Directive
Would you transcribe all of the data exactly, down to the last character?

Material
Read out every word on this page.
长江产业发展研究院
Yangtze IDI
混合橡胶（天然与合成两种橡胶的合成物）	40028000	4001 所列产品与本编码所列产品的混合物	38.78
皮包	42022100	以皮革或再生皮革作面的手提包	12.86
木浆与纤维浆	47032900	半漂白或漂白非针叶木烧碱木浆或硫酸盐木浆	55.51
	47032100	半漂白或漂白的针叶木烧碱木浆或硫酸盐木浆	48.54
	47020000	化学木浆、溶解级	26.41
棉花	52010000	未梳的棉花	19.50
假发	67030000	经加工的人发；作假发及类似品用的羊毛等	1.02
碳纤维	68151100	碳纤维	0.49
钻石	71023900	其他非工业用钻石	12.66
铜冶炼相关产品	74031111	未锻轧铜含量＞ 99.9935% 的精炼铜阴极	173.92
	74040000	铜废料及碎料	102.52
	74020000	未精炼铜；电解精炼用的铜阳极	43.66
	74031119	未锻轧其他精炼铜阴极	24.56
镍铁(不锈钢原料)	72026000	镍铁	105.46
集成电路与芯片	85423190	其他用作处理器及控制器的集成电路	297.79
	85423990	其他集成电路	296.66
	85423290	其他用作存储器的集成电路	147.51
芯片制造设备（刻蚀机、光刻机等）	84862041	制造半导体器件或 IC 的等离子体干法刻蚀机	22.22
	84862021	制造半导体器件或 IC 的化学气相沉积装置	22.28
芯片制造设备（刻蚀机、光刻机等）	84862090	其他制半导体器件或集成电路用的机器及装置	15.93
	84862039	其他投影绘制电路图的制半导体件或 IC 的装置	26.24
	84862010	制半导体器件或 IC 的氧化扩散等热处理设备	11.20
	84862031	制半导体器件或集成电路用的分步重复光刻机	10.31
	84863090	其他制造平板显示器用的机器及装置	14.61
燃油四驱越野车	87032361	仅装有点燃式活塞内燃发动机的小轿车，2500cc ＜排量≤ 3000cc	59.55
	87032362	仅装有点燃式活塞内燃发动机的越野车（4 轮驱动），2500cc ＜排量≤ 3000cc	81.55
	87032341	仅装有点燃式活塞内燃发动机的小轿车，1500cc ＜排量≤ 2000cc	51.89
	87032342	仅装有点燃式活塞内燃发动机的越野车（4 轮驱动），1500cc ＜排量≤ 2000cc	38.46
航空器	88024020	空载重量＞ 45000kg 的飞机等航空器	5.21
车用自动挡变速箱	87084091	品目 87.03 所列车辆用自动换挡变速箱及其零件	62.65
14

Answer to the task
Read out every word on this page.
长江产业发展研究院
Yangtze IDI
混合橡胶（天然与合成两种橡胶的合成物）	40028000	4001 所列产品与本编码所列产品的混合物	38.78
皮包	42022100	以皮革或再生皮革作面的手提包	12.86
木浆与纤维浆	47032900	半漂白或漂白非针叶木烧碱木浆或硫酸盐木浆	55.51
	47032100	半漂白或漂白的针叶木烧碱木浆或硫酸盐木浆	48.54
	47020000	化学木浆、溶解级	26.41
棉花	52010000	未梳的棉花	19.50
假发	67030000	经加工的人发；作假发及类似品用的羊毛等	1.02
碳纤维	68151100	碳纤维	0.49
钻石	71023900	其他非工业用钻石	12.66
铜冶炼相关产品	74031111	未锻轧铜含量＞ 99.9935% 的精炼铜阴极	173.92
	74040000	铜废料及碎料	102.52
	74020000	未精炼铜；电解精炼用的铜阳极	43.66
	74031119	未锻轧其他精炼铜阴极	24.56
镍铁(不锈钢原料)	72026000	镍铁	105.46
集成电路与芯片	85423190	其他用作处理器及控制器的集成电路	297.79
	85423990	其他集成电路	296.66
	85423290	其他用作存储器的集成电路	147.51
芯片制造设备（刻蚀机、光刻机等）	84862041	制造半导体器件或 IC 的等离子体干法刻蚀机	22.22
	84862021	制造半导体器件或 IC 的化学气相沉积装置	22.28
芯片制造设备（刻蚀机、光刻机等）	84862090	其他制半导体器件或集成电路用的机器及装置	15.93
	84862039	其他投影绘制电路图的制半导体件或 IC 的装置	26.24
	84862010	制半导体器件或 IC 的氧化扩散等热处理设备	11.20
	84862031	制半导体器件或集成电路用的分步重复光刻机	10.31
	84863090	其他制造平板显示器用的机器及装置	14.61
燃油四驱越野车	87032361	仅装有点燃式活塞内燃发动机的小轿车，2500cc ＜排量≤ 3000cc	59.55
	87032362	仅装有点燃式活塞内燃发动机的越野车（4 轮驱动），2500cc ＜排量≤ 3000cc	81.55
	87032341	仅装有点燃式活塞内燃发动机的小轿车，1500cc ＜排量≤ 2000cc	51.89
	87032342	仅装有点燃式活塞内燃发动机的越野车（4 轮驱动），1500cc ＜排量≤ 2000cc	38.46
航空器	88024020	空载重量＞ 45000kg 的飞机等航空器	5.21
车用自动挡变速箱	87084091	品目 87.03 所列车辆用自动换挡变速箱及其零件	62.65
14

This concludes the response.